[Dataset records]
━━━━━━━━━━

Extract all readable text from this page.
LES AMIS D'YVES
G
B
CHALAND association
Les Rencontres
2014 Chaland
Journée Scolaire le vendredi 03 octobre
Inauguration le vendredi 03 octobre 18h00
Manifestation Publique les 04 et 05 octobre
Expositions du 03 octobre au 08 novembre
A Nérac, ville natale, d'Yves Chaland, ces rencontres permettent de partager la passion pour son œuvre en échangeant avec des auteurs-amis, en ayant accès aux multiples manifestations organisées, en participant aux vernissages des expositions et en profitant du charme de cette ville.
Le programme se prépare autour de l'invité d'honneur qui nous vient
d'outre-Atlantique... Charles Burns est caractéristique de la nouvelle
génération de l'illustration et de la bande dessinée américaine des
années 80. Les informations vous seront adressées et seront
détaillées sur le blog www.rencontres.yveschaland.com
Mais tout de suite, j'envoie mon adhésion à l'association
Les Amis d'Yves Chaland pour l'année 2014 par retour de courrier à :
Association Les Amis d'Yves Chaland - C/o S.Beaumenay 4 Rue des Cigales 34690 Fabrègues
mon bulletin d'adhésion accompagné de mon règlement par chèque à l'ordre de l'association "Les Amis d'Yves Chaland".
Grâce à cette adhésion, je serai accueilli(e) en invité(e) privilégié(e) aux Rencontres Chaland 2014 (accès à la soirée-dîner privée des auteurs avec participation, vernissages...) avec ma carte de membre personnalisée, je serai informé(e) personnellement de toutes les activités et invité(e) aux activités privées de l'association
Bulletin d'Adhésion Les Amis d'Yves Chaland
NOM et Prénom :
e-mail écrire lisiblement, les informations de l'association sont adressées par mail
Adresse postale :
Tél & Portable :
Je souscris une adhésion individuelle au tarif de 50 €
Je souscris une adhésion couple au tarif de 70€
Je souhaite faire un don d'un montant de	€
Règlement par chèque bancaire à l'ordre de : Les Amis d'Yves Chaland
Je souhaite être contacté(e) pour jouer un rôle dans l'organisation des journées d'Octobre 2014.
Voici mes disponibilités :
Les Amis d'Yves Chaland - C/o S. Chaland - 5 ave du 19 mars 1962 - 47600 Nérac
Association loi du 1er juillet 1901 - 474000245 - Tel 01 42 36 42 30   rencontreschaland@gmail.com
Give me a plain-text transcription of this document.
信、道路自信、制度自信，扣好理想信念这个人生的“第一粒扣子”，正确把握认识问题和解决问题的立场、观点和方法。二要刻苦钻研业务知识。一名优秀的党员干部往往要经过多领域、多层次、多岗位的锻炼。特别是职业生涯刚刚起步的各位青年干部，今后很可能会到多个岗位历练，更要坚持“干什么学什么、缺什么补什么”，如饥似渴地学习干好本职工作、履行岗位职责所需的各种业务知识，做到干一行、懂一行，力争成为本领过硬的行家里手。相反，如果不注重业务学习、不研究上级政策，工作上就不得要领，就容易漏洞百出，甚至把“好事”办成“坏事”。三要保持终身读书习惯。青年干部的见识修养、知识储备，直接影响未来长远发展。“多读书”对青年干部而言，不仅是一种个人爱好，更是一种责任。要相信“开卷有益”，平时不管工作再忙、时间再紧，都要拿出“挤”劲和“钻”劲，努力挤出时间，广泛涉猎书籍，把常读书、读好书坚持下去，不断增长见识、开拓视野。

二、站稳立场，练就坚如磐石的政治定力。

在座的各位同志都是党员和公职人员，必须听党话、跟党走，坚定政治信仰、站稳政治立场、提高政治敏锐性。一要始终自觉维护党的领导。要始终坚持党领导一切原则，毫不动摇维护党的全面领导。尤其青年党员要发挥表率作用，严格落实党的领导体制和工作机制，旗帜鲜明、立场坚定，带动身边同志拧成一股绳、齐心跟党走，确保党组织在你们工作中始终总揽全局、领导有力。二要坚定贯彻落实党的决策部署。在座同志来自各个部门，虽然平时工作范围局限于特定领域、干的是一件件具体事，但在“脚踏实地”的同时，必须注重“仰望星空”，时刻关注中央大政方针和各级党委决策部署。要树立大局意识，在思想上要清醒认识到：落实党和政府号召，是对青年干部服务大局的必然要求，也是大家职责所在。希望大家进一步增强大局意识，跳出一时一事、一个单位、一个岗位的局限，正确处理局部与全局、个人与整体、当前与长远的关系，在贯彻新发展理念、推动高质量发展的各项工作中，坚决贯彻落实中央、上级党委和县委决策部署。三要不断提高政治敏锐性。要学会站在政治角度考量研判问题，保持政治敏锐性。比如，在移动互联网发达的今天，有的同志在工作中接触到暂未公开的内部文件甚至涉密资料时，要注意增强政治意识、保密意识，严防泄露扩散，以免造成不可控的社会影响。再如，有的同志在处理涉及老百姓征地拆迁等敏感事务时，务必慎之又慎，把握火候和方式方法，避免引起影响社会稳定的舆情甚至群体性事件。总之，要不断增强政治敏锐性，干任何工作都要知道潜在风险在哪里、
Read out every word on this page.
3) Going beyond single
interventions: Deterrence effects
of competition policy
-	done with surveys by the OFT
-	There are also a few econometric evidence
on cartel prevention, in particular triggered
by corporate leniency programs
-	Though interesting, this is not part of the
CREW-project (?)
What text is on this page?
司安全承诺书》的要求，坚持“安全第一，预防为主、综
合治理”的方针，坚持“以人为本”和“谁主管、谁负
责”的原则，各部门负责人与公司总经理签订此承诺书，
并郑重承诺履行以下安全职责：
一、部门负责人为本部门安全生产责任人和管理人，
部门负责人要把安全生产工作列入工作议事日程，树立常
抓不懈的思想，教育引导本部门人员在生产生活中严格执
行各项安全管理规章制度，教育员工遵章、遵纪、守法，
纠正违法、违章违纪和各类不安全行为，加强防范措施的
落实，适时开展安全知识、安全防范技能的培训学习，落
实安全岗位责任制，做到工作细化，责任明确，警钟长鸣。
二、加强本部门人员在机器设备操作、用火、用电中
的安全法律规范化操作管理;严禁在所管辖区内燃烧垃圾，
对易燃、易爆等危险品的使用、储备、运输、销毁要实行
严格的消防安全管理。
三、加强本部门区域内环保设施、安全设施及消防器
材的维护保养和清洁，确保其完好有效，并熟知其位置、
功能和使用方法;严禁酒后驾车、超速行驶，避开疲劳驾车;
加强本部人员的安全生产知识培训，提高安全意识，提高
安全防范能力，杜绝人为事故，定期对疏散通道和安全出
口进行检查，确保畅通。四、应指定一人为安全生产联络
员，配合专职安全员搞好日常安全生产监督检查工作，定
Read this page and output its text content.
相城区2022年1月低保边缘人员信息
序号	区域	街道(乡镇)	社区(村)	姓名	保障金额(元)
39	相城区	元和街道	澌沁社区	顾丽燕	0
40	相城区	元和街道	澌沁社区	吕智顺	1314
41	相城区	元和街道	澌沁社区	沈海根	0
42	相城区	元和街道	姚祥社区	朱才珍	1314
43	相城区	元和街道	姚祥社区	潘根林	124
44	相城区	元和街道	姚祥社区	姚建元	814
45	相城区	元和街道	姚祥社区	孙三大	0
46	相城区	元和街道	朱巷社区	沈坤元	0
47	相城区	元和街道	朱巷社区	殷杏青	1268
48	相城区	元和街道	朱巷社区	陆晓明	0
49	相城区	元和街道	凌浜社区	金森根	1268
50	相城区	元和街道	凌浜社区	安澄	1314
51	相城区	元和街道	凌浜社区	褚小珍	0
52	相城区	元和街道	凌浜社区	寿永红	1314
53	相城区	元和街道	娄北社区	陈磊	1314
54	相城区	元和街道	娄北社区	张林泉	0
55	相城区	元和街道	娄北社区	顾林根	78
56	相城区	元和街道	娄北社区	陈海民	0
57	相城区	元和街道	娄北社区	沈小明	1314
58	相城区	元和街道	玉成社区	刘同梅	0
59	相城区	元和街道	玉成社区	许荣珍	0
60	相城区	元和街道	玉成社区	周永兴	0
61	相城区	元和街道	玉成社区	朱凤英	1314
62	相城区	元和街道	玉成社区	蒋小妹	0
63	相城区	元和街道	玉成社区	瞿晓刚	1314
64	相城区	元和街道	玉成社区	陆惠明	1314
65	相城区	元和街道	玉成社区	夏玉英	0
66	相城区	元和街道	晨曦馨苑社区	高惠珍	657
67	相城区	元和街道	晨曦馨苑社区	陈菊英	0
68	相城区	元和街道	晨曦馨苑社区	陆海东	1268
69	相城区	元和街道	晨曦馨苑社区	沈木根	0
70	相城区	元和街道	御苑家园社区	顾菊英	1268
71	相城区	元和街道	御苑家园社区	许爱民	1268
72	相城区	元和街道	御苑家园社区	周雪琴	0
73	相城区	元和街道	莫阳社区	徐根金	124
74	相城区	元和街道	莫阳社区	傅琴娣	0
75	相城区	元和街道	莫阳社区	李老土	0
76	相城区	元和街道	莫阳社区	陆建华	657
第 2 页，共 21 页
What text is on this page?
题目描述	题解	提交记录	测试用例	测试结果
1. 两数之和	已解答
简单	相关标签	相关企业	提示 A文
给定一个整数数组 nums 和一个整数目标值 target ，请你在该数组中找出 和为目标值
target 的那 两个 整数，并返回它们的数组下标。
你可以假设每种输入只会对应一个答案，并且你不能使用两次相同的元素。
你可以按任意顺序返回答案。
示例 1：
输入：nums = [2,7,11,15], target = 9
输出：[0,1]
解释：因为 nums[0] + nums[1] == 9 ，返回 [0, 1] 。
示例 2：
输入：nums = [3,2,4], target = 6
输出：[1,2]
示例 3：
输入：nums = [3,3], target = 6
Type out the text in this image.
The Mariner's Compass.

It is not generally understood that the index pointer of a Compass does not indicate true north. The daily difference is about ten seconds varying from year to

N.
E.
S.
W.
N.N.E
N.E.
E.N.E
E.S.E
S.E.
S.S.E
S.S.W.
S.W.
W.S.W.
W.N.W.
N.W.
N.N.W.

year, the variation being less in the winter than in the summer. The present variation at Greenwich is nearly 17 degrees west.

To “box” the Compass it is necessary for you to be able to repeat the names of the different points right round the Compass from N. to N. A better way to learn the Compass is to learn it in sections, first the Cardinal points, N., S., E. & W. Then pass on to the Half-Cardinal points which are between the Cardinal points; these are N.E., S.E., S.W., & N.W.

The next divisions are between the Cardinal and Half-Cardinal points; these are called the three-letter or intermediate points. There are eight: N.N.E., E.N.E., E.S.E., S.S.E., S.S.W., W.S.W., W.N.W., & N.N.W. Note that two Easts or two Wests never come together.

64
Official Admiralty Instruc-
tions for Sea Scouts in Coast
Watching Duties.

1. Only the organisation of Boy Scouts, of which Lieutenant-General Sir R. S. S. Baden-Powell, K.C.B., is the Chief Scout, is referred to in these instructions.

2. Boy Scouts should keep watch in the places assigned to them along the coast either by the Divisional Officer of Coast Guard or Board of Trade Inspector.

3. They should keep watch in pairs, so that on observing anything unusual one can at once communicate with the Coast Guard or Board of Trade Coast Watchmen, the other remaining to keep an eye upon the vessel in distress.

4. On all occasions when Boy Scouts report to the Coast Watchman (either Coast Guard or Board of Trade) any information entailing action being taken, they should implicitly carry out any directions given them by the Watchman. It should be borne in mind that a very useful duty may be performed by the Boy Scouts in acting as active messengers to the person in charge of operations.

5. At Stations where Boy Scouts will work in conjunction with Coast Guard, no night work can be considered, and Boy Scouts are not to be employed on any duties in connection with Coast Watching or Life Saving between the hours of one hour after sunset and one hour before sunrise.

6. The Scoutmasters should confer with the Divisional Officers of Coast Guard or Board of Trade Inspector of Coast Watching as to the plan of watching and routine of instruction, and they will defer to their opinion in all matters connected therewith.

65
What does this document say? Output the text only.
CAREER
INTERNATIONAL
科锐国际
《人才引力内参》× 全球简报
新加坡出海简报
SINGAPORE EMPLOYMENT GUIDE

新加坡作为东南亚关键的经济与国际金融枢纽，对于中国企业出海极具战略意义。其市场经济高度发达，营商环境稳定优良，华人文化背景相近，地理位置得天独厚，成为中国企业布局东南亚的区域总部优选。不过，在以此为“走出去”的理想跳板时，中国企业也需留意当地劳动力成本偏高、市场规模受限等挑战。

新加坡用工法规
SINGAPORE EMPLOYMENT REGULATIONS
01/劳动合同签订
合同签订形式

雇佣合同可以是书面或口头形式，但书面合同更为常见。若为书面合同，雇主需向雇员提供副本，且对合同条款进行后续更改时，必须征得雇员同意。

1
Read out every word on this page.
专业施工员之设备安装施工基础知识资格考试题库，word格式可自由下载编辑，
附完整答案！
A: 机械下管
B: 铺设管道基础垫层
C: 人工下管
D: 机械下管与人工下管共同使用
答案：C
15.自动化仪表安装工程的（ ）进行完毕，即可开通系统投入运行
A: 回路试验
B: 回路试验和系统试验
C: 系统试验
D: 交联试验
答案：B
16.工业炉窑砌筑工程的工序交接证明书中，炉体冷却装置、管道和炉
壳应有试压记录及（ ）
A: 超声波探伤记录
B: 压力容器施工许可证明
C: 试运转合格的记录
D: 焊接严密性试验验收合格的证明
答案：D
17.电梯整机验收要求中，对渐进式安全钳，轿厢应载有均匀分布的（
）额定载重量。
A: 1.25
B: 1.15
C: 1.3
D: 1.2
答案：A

━━━━━━━━━━

**Given instruction**
Search the data above for the word "莫阳社区", then gather each line in which it appears.

**The response**
73	相城区	元和街道	莫阳社区	徐根金	124
74	相城区	元和街道	莫阳社区	傅琴娣	0
75	相城区	元和街道	莫阳社区	李老土	0
76	相城区	元和街道	莫阳社区	陆建华	657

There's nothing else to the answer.